--- YOUR INSTRUCTIONS ---
Reproduce, character for character, the lines of the records below, starting with the line that contains "paragraph-1-11: 1.11. Размеры" and going on through the line that contains "paragraph-1-13-part-b: ГОСТ 25347—82;".

--- TASK INPUT ---

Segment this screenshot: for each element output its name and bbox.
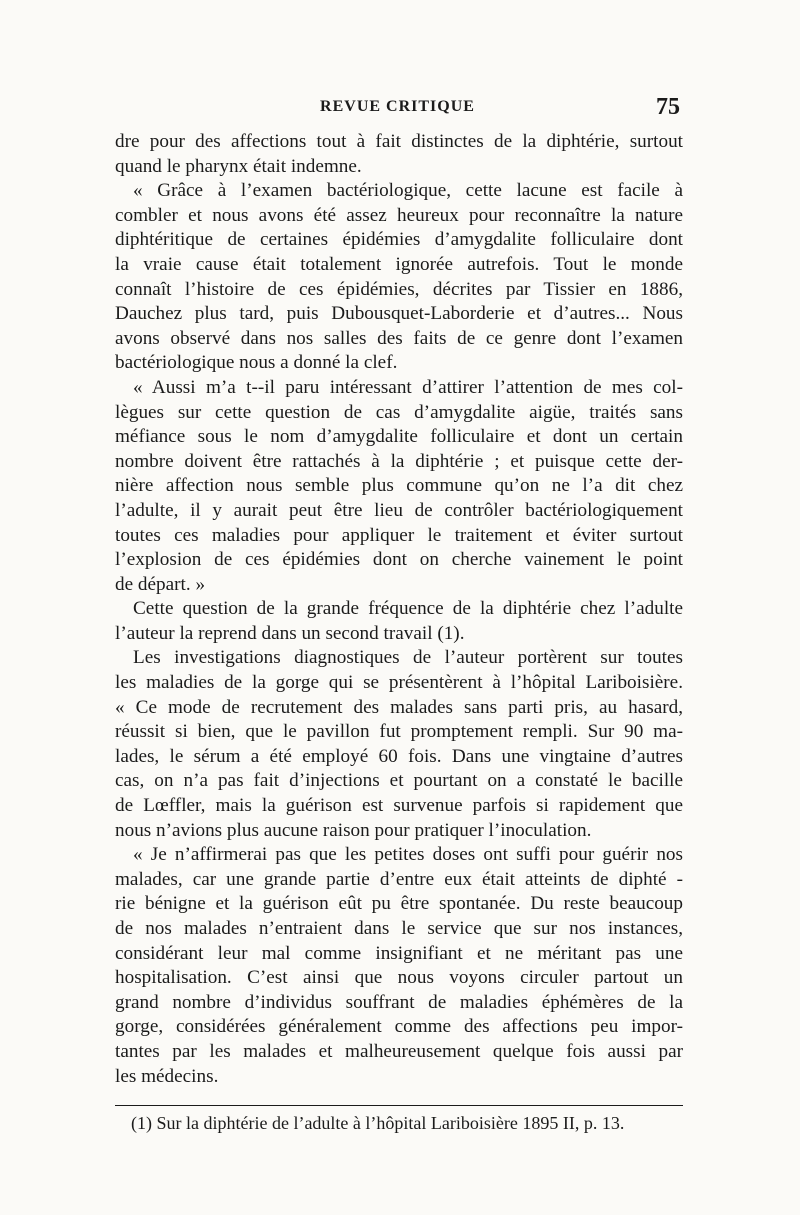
- text-line: « Je n’affirmerai pas que les petites doses ont suffi pour guérir nos: [133, 844, 683, 866]
- body-text: [115, 130, 683, 1089]
- text-line: avons observé dans nos salles des faits de ce genre dont l’examen: [115, 327, 683, 349]
- text-line: bactériologique nous a donné la clef.: [115, 352, 398, 374]
- text-line: considérant leur mal comme insignifiant et ne méritant pas une: [115, 942, 683, 964]
- text-line: réussit si bien, que le pavillon fut promptement rempli. Sur 90 ma-: [115, 721, 683, 743]
- text-line: grand nombre d’individus souffrant de maladies éphémères de la: [115, 991, 683, 1013]
- text-line: « Aussi m’a t--il paru intéressant d’attirer l’attention de mes col-: [133, 376, 683, 398]
- text-line: de nos malades n’entraient dans le service que sur nos instances,: [115, 918, 683, 939]
- text-line: gorge, considérées généralement comme des affections peu impor-: [115, 1016, 683, 1038]
- footnote-divider: [115, 1105, 683, 1106]
- text-line: les maladies de la gorge qui se présentèrent à l’hôpital Lariboisière.: [115, 672, 683, 694]
- text-line: tantes par les malades et malheureusement quelque fois aussi par: [115, 1040, 683, 1062]
- text-line: méfiance sous le nom d’amygdalite folliculaire et dont un certain: [115, 426, 683, 448]
- text-line: cas, on n’a pas fait d’injections et pourtant on a constaté le bacille: [115, 770, 683, 792]
- text-line: l’adulte, il y aurait peut être lieu de contrôler bactériologiquement: [115, 499, 683, 521]
- text-line: Les investigations diagnostiques de l’auteur portèrent sur toutes: [133, 647, 683, 669]
- text-line: toutes ces maladies pour appliquer le traitement et éviter surtout: [115, 524, 683, 546]
- running-head: [115, 94, 680, 122]
- page-number: 75: [656, 94, 680, 120]
- text-line: diphtéritique de certaines épidémies d’amygdalite folliculaire dont: [115, 229, 683, 251]
- text-line: l’auteur la reprend dans un second travail (1).: [115, 622, 465, 644]
- text-line: Cette question de la grande fréquence de la diphtérie chez l’adulte: [133, 598, 683, 620]
- text-line: nière affection nous semble plus commune qu’on ne l’a dit chez: [115, 475, 683, 497]
- text-line: hospitalisation. C’est ainsi que nous voyons circuler partout un: [115, 967, 683, 989]
- text-line: lègues sur cette question de cas d’amygdalite aigüe, traités sans: [115, 401, 683, 423]
- text-line: lades, le sérum a été employé 60 fois. Dans une vingtaine d’autres: [115, 745, 683, 767]
- text-line: de Lœffler, mais la guérison est survenue parfois si rapidement que: [115, 795, 683, 817]
- text-line: malades, car une grande partie d’entre eux était atteints de diphté -: [115, 868, 683, 890]
- text-line: combler et nous avons été assez heureux pour reconnaître la nature: [115, 204, 683, 226]
- text-line: de départ. »: [115, 573, 206, 595]
- text-line: nous n’avions plus aucune raison pour pratiquer l’inoculation.: [115, 819, 592, 841]
- text-line: « Ce mode de recrutement des malades sans parti pris, au hasard,: [115, 696, 683, 718]
- text-line: Dauchez plus tard, puis Dubousquet-Laborderie et d’autres... Nous: [115, 303, 683, 325]
- text-line: dre pour des affections tout à fait distinctes de la diphtérie, surtout: [115, 131, 683, 152]
- text-line: « Grâce à l’examen bactériologique, cette lacune est facile à: [133, 180, 683, 202]
- footnote: (1) Sur la diphtérie de l’adulte à l’hôpital Lariboisière 1895 II, p. 13.: [131, 1113, 625, 1133]
- text-line: connaît l’histoire de ces épidémies, décrites par Tissier en 1886,: [115, 278, 683, 300]
- text-line: rie bénigne et la guérison eût pu être spontanée. Du reste beaucoup: [115, 893, 683, 915]
- text-line: les médecins.: [115, 1065, 219, 1087]
- text-line: quand le pharynx était indemne.: [115, 155, 362, 177]
- text-line: l’explosion de ces épidémies dont on cherche vainement le point: [115, 549, 683, 571]
- running-title: REVUE CRITIQUE: [320, 98, 475, 115]
- text-line: nombre doivent être rattachés à la diphtérie ; et puisque cette der-: [115, 450, 683, 472]
- text-line: la vraie cause était totalement ignorée autrefois. Tout le monde: [115, 253, 683, 275]
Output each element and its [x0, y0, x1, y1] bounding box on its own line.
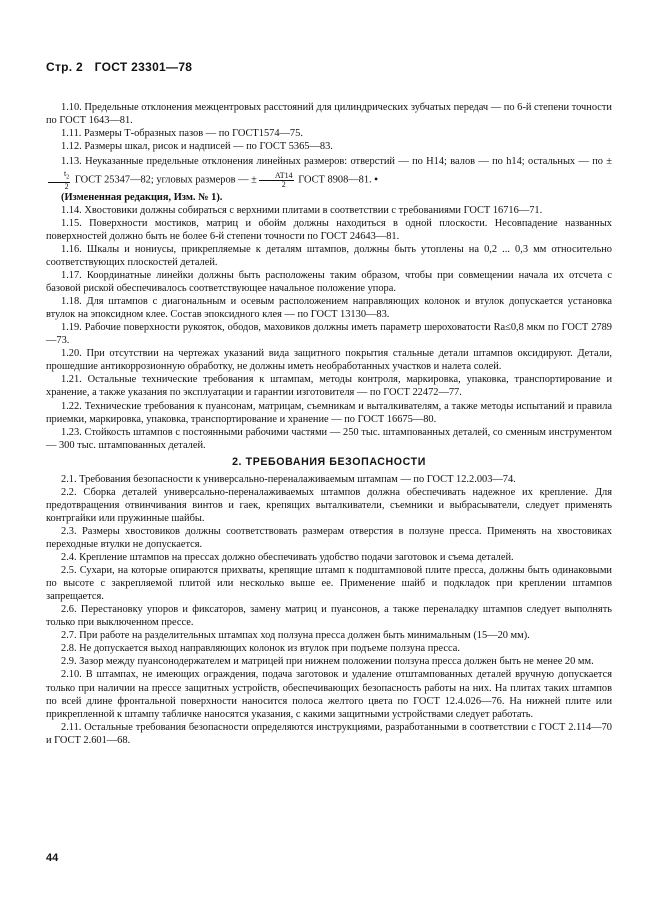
paragraph-1-11: 1.11. Размеры Т-образных пазов — по ГОСТ1574—75.: [61, 128, 303, 140]
paragraph-2-10: 2.10. В штампах, не имеющих ограждения, подача заготовок и удаление отштампованных деталей вручную допускается только при наличии на прессе защитных устройств, обеспечивающих безопасность работы на них. На плитах таких штампов по всей длине фронтальной поверхности наносится полоса желтого цвета по ГОСТ 12.4.026—76. На нижней плите или прикрепленной к штампу табличке наносятся указания, с какими защитными устройствами следует работать.: [46, 669, 612, 720]
fraction-numerator-subscript: 2: [66, 174, 70, 181]
fraction-denominator-2: 2: [281, 179, 286, 189]
paragraph-2-6: 2.6. Перестановку упоров и фиксаторов, замену матриц и пуансонов, а также переналадку штампов следует выполнять только при выключенном прессе.: [46, 604, 612, 629]
tolerance-fraction-at: [259, 172, 294, 189]
paragraph-2-5: 2.5. Сухари, на которые опираются прихваты, крепящие штамп к подштамповой плите пресса, должны быть одинаковыми по высоте с закрепляемой плитой или несколько выше ее. Применение шайб и подкладок при креплении штампов запрещается.: [46, 565, 612, 603]
paragraph-1-12: 1.12. Размеры шкал, рисок и надписей — по ГОСТ 5365—83.: [61, 141, 333, 153]
page-number: 44: [46, 852, 59, 864]
paragraph-1-21: 1.21. Остальные технические требования к штампам, методы контроля, маркировка, упаковка, транспортирование и хранение, а также указания по эксплуатации и гарантии изготовителя — по ГОСТ 22472—77.: [46, 374, 612, 399]
paragraph-2-8: 2.8. Не допускается выход направляющих колонок из втулок при подъеме ползуна пресса.: [61, 643, 460, 655]
paragraph-1-13-part-b: ГОСТ 25347—82; угловых размеров — ±: [72, 174, 257, 186]
paragraph-1-10: 1.10. Предельные отклонения межцентровых расстояний для цилиндрических зубчатых передач — по 6-й степени точности по ГОСТ 1643—81.: [46, 102, 612, 127]
paragraph-1-23: 1.23. Стойкость штампов с постоянными рабочими частями — 250 тыс. штампованных деталей, со сменным инструментом — 300 тыс. штампованных деталей.: [46, 426, 612, 451]
paragraph-2-4: 2.4. Крепление штампов на прессах должно обеспечивать удобство подачи заготовок и съема деталей.: [61, 552, 514, 564]
paragraph-2-3: 2.3. Размеры хвостовиков должны соответствовать размерам отверстия в ползуне пресса. Применять на хвостовиках переходные втулки не допускается.: [46, 525, 612, 550]
paragraph-1-17: 1.17. Координатные линейки должны быть расположены таким образом, чтобы при совмещении начала их отсчета с базовой риской обеспечивалось соответствующее начальное положение упора.: [46, 270, 612, 295]
page-label: Стр. 2: [46, 60, 84, 74]
paragraph-2-1: 2.1. Требования безопасности к универсально-переналаживаемым штампам — по ГОСТ 12.2.003—74.: [61, 473, 516, 485]
paragraph-2-11: 2.11. Остальные требования безопасности определяются инструкциями, разработанными в соответствии с ГОСТ 2.114—70 и ГОСТ 2.601—68.: [46, 721, 612, 746]
paragraph-1-13-part-a: 1.13. Неуказанные предельные отклонения линейных размеров: отверстий — по Н14; валов — по h14; остальных — по ±: [61, 156, 612, 168]
paragraph-1-19: 1.19. Рабочие поверхности рукояток, ободов, маховиков должны иметь параметр шероховатости Ra≤0,8 мкм по ГОСТ 2789—73.: [46, 322, 612, 347]
paragraph-1-20: 1.20. При отсутствии на чертежах указаний вида защитного покрытия стальные детали штампов оксидируют. Детали, прошедшие антикоррозионную обработку, не должны иметь необработанных участков и налета солей.: [46, 348, 612, 373]
standard-number: ГОСТ 23301—78: [94, 60, 193, 74]
page-header: [46, 60, 200, 74]
paragraph-1-22: 1.22. Технические требования к пуансонам, матрицам, съемникам и выталкивателям, а также методы испытаний и правила приемки, маркировка, упаковка, транспортирование и хранение — по ГОСТ 16675—80.: [46, 400, 612, 425]
fraction-numerator-t: t: [64, 169, 67, 179]
paragraph-2-7: 2.7. При работе на разделительных штампах ход ползуна пресса должен быть минимальным (15—20 мм).: [61, 630, 530, 642]
paragraph-1-18: 1.18. Для штампов с диагональным и осевым расположением направляющих колонок и втулок допускается установка втулок на эпоксидном клее. Состав эпоксидного клея — по ГОСТ 13130—83.: [46, 296, 612, 321]
paragraph-1-13: [46, 153, 612, 191]
edit-note: [46, 191, 612, 204]
edit-note-text: (Измененная редакция, Изм. № 1).: [61, 191, 223, 203]
paragraph-1-15: 1.15. Поверхности мостиков, матриц и обойм должны находиться в одной плоскости. Несовпадение названных поверхностей должно быть не более 6-й степени точности по ГОСТ 24643—81.: [46, 217, 612, 242]
paragraph-1-14: 1.14. Хвостовики должны собираться с верхними плитами в соответствии с требованиями ГОСТ 16716—71.: [61, 204, 543, 216]
tolerance-fraction-it: [48, 170, 70, 191]
paragraph-1-13-part-c: ГОСТ 8908—81.: [295, 174, 372, 186]
section-2-title: 2. ТРЕБОВАНИЯ БЕЗОПАСНОСТИ: [232, 455, 426, 468]
paragraph-2-2: 2.2. Сборка деталей универсально-переналаживаемых штампов должна обеспечивать надежное их крепление. Для предотвращения отвинчивания винтов и гаек, крепящих выталкиватели, съемники и выбрасыватели, следует применять контргайки или пружинные шайбы.: [46, 486, 612, 524]
paragraph-2-9: 2.9. Зазор между пуансонодержателем и матрицей при нижнем положении ползуна пресса должен быть не менее 20 мм.: [61, 656, 594, 668]
fraction-numerator-at14: AT14: [259, 172, 294, 181]
document-body: [46, 101, 612, 747]
paragraph-1-16: 1.16. Шкалы и нониусы, прикрепляемые к деталям штампов, должны быть утоплены на 0,2 ... 0,3 мм относительно соответствующих плоскостей деталей.: [46, 243, 612, 269]
bullet-mark: •: [374, 174, 378, 186]
fraction-denominator: 2: [64, 181, 69, 191]
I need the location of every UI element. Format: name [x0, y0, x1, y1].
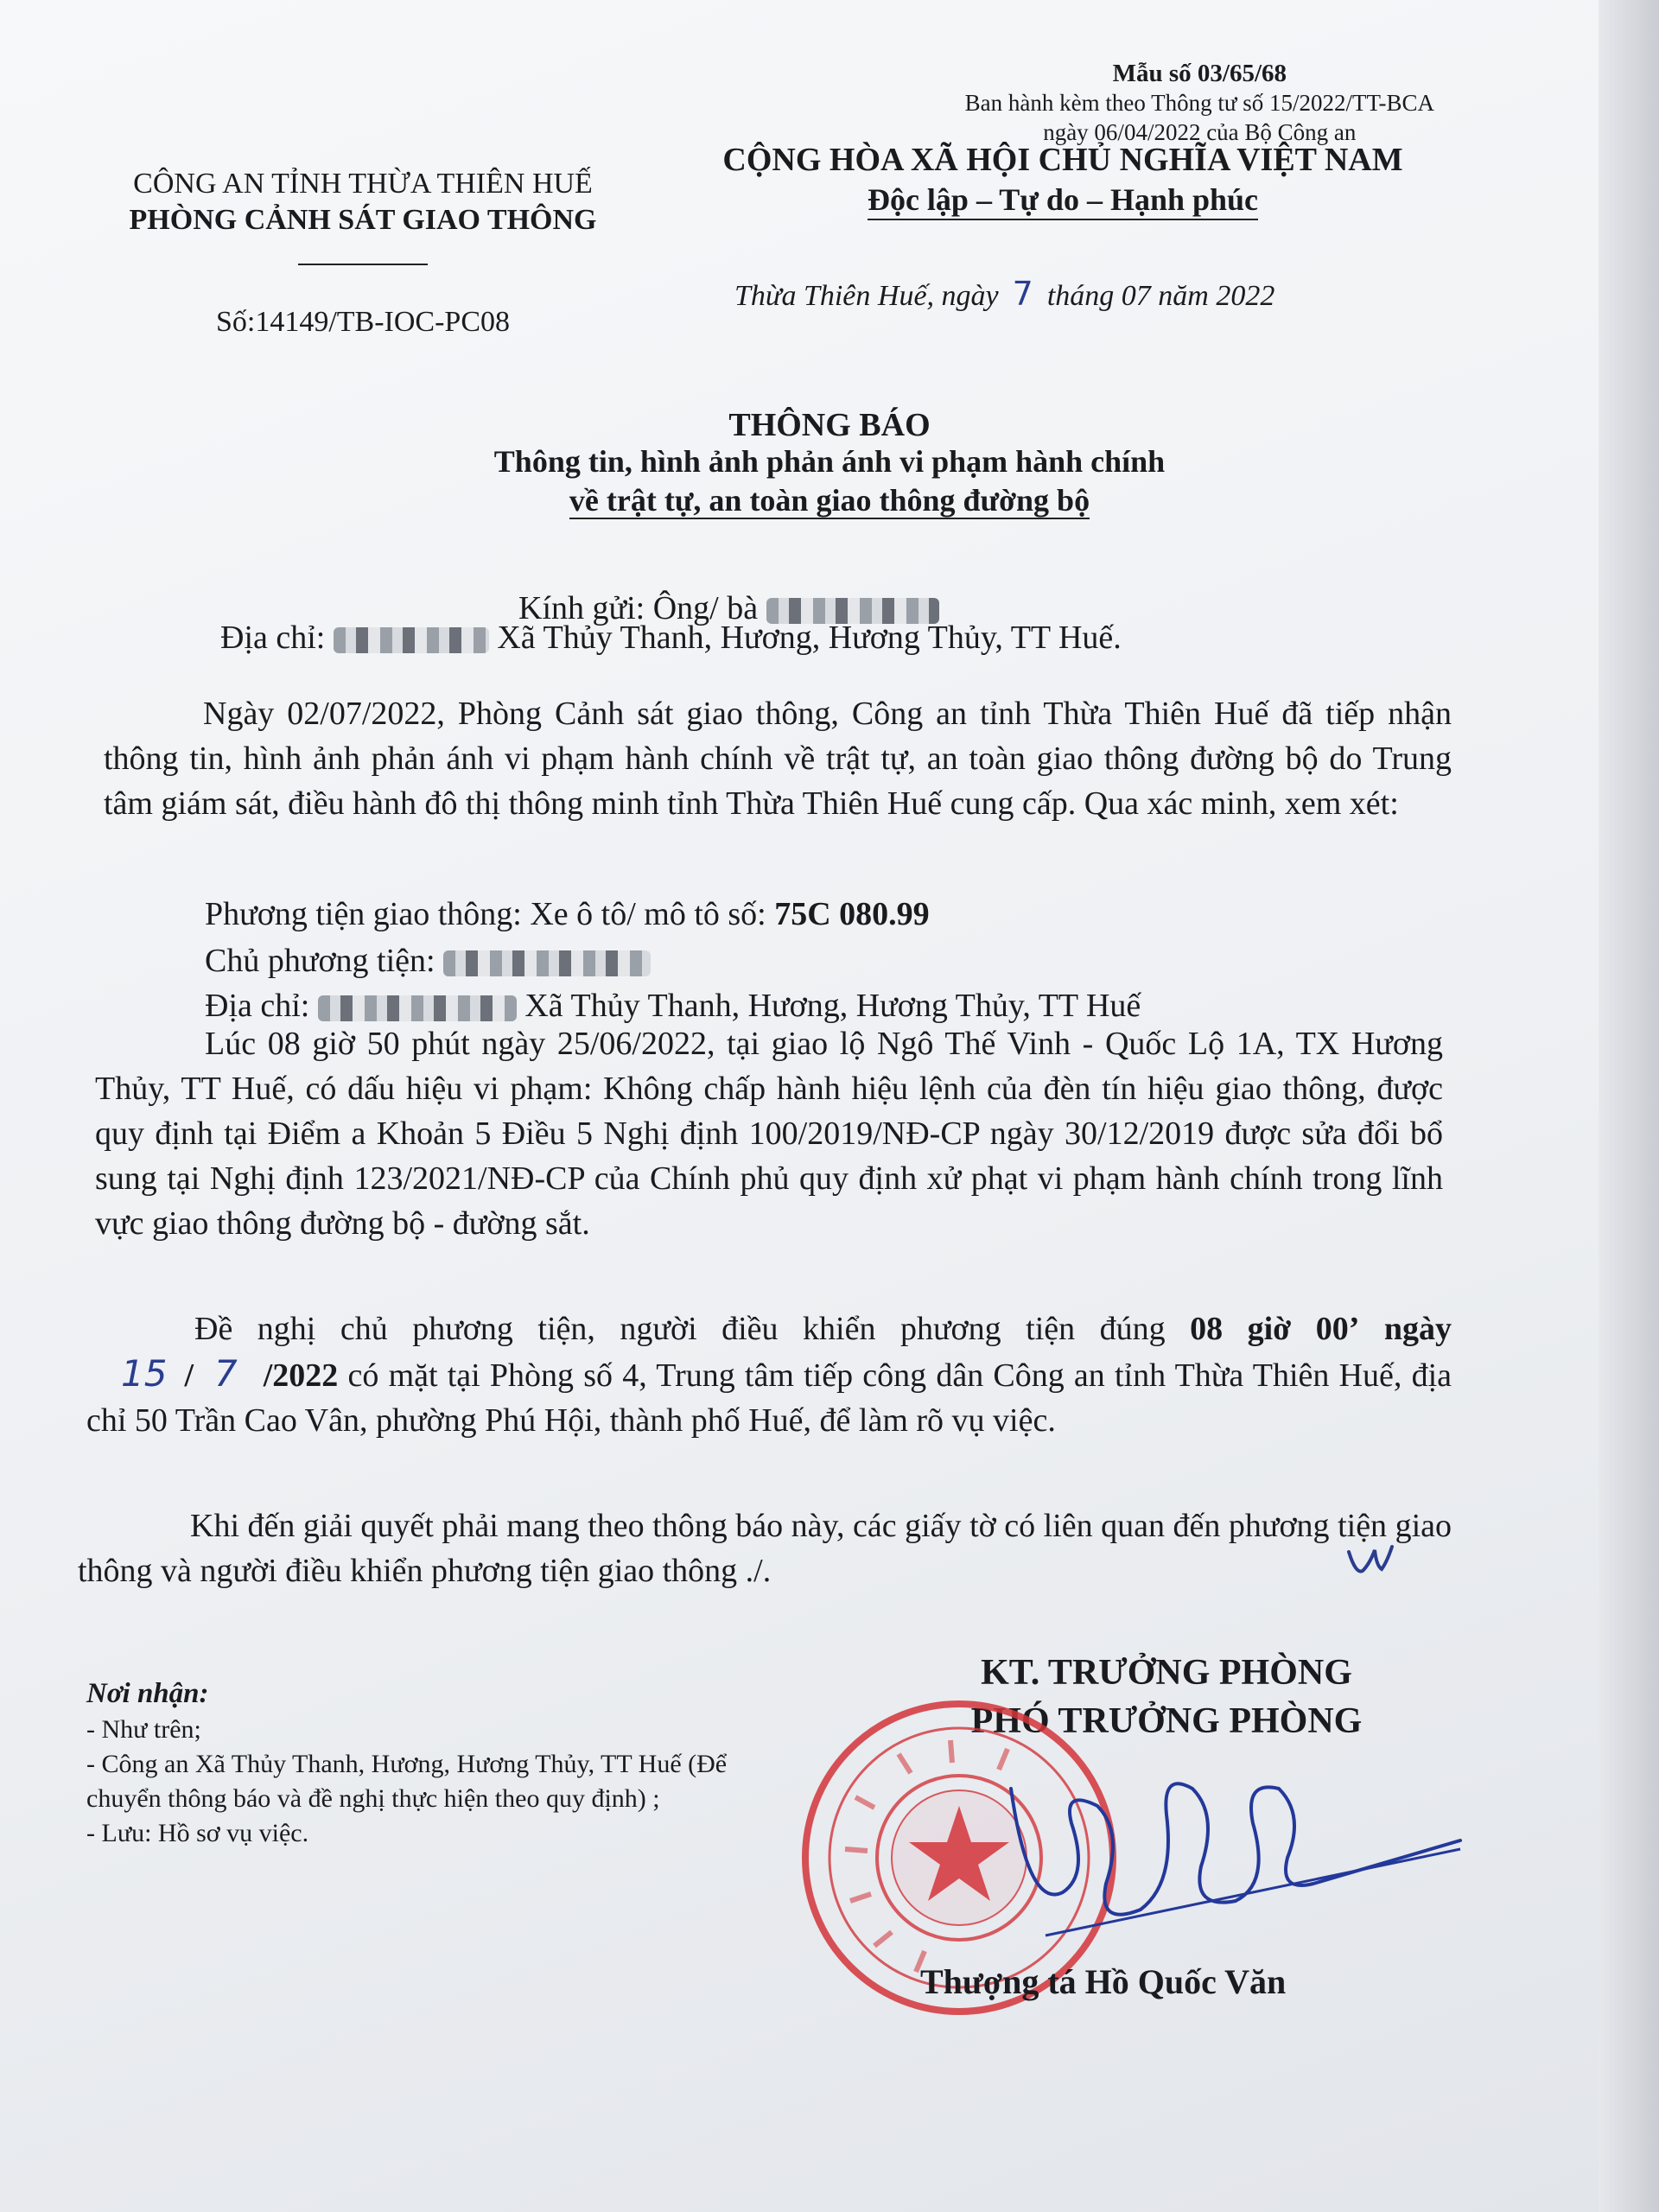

--- TASK RESPONSE ---
paragraph-1-11: 1.11. Размеры Т-образных пазов — по ГОСТ1574—75.: [61, 128, 303, 140]
paragraph-2-10: 2.10. В штампах, не имеющих ограждения, подача заготовок и удаление отштампованных деталей вручную допускается только при наличии на прессе защитных устройств, обеспечивающих безопасность работы на них. На плитах таких штампов по всей длине фронтальной поверхности наносится полоса желтого цвета по ГОСТ 12.4.026—76. На нижней плите или прикрепленной к штампу табличке наносятся указания, с какими защитными устройствами следует работать.: [46, 669, 612, 720]
fraction-numerator-subscript: 2: [66, 174, 70, 181]
fraction-denominator-2: 2: [281, 179, 286, 189]
paragraph-2-6: 2.6. Перестановку упоров и фиксаторов, замену матриц и пуансонов, а также переналадку штампов следует выполнять только при выключенном прессе.: [46, 604, 612, 629]
tolerance-fraction-at: [259, 172, 294, 189]
paragraph-2-5: 2.5. Сухари, на которые опираются прихваты, крепящие штамп к подштамповой плите пресса, должны быть одинаковыми по высоте с закрепляемой плитой или несколько выше ее. Применение шайб и подкладок при креплении штампов запрещается.: [46, 565, 612, 603]
paragraph-1-12: 1.12. Размеры шкал, рисок и надписей — по ГОСТ 5365—83.: [61, 141, 333, 153]
page-number: 44: [46, 852, 59, 864]
paragraph-1-21: 1.21. Остальные технические требования к штампам, методы контроля, маркировка, упаковка, транспортирование и хранение, а также указания по эксплуатации и гарантии изготовителя — по ГОСТ 22472—77.: [46, 374, 612, 399]
paragraph-2-8: 2.8. Не допускается выход направляющих колонок из втулок при подъеме ползуна пресса.: [61, 643, 460, 655]
paragraph-1-13-part-b: ГОСТ 25347—82; угловых размеров — ±: [72, 174, 257, 186]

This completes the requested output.